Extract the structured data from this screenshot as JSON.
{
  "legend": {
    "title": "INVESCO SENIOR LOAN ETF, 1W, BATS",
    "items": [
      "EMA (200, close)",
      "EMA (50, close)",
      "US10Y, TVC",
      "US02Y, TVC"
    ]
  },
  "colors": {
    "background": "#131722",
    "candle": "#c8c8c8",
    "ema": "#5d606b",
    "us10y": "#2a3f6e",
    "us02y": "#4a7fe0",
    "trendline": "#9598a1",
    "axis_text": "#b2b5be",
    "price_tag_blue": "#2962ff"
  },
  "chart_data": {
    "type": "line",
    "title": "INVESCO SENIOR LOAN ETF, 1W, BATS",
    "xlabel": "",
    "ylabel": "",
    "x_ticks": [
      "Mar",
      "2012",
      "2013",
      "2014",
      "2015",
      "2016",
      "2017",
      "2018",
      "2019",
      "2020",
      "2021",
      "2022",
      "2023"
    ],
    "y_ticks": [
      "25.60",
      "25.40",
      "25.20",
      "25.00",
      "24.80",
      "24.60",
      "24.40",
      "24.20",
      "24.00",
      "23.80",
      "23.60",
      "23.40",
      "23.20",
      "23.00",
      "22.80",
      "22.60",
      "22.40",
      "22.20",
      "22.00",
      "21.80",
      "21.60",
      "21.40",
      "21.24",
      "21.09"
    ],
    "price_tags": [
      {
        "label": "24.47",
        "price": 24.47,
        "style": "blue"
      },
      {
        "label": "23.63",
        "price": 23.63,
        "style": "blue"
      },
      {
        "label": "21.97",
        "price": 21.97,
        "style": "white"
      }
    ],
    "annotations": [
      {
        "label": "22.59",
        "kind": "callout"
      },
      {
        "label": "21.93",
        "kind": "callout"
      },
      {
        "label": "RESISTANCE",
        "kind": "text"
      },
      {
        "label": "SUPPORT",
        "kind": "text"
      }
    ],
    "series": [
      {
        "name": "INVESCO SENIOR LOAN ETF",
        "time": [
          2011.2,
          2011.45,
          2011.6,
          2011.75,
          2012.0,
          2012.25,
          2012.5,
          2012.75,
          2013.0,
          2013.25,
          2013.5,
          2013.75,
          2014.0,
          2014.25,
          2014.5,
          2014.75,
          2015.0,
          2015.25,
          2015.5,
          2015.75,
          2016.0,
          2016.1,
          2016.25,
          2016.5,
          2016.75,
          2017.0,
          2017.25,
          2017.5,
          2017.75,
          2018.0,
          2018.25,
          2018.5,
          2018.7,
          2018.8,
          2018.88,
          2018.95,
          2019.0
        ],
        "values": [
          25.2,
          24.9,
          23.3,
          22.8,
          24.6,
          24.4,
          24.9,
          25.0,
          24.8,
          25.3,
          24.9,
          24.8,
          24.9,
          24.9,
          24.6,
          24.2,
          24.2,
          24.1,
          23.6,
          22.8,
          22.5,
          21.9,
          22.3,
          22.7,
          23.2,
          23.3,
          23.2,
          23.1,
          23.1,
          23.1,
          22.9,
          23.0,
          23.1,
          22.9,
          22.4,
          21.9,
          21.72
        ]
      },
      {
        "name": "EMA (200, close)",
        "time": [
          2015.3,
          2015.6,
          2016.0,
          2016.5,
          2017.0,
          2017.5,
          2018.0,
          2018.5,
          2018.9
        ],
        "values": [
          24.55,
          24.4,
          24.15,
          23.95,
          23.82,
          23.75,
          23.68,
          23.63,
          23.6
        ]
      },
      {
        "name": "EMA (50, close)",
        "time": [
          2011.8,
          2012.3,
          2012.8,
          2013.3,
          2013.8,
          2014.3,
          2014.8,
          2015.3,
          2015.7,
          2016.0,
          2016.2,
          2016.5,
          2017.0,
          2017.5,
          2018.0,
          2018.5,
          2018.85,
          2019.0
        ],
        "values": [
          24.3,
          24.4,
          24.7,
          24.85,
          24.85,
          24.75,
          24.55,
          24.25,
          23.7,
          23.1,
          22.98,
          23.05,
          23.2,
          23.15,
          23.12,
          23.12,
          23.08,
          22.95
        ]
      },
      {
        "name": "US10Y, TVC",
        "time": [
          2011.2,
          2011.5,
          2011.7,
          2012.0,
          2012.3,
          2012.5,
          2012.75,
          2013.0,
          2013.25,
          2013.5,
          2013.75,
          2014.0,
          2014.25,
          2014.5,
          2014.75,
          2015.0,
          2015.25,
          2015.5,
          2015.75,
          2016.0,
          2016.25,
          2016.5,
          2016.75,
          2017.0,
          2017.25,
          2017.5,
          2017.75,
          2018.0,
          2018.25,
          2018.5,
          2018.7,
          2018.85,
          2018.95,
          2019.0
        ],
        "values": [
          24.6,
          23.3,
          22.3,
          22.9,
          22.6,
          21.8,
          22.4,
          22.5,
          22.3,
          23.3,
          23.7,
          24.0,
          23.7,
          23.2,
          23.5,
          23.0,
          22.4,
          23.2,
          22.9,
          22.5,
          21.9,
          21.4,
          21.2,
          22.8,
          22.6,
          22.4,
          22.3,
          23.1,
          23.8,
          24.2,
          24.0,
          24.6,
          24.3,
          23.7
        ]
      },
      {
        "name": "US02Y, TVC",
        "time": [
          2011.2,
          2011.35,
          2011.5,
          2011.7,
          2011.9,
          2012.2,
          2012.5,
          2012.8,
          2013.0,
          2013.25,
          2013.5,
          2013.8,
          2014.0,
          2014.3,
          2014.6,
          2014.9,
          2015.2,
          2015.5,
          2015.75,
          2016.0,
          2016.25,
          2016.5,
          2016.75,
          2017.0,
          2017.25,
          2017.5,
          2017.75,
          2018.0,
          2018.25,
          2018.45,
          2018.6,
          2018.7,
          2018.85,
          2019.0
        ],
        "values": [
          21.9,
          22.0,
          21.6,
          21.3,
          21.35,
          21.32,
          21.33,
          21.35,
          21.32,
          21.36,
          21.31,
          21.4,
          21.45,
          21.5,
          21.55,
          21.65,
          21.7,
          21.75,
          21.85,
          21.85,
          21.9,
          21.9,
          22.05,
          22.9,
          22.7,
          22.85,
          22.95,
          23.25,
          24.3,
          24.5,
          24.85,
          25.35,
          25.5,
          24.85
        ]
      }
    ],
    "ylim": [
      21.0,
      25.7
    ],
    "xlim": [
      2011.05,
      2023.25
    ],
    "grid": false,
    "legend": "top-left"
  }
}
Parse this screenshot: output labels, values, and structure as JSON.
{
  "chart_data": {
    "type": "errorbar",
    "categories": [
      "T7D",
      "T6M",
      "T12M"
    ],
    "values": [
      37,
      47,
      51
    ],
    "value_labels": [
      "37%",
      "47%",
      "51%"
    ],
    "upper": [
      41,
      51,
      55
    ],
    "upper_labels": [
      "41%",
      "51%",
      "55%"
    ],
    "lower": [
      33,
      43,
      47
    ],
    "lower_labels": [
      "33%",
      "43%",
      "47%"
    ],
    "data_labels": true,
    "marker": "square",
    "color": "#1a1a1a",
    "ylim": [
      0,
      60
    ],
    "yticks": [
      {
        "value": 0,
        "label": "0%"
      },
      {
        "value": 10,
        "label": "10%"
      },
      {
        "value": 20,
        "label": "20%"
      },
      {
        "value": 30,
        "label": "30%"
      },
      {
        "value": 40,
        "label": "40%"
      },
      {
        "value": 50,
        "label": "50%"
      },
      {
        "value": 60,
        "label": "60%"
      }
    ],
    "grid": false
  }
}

========

Challenge |
Give exactly the lines from the one with "Parse this screenshot: output" to the end of the entries, nothing before them.

Output below |
Parse this screenshot: output labels, values, and structure as JSON.
{
  "chart_data": {
    "type": "errorbar",
    "categories": [
      "T7D",
      "T6M",
      "T12M"
    ],
    "values": [
      37,
      47,
      51
    ],
    "value_labels": [
      "37%",
      "47%",
      "51%"
    ],
    "upper": [
      41,
      51,
      55
    ],
    "upper_labels": [
      "41%",
      "51%",
      "55%"
    ],
    "lower": [
      33,
      43,
      47
    ],
    "lower_labels": [
      "33%",
      "43%",
      "47%"
    ],
    "data_labels": true,
    "marker": "square",
    "color": "#1a1a1a",
    "ylim": [
      0,
      60
    ],
    "yticks": [
      {
        "value": 0,
        "label": "0%"
      },
      {
        "value": 10,
        "label": "10%"
      },
      {
        "value": 20,
        "label": "20%"
      },
      {
        "value": 30,
        "label": "30%"
      },
      {
        "value": 40,
        "label": "40%"
      },
      {
        "value": 50,
        "label": "50%"
      },
      {
        "value": 60,
        "label": "60%"
      }
    ],
    "grid": false
  }
}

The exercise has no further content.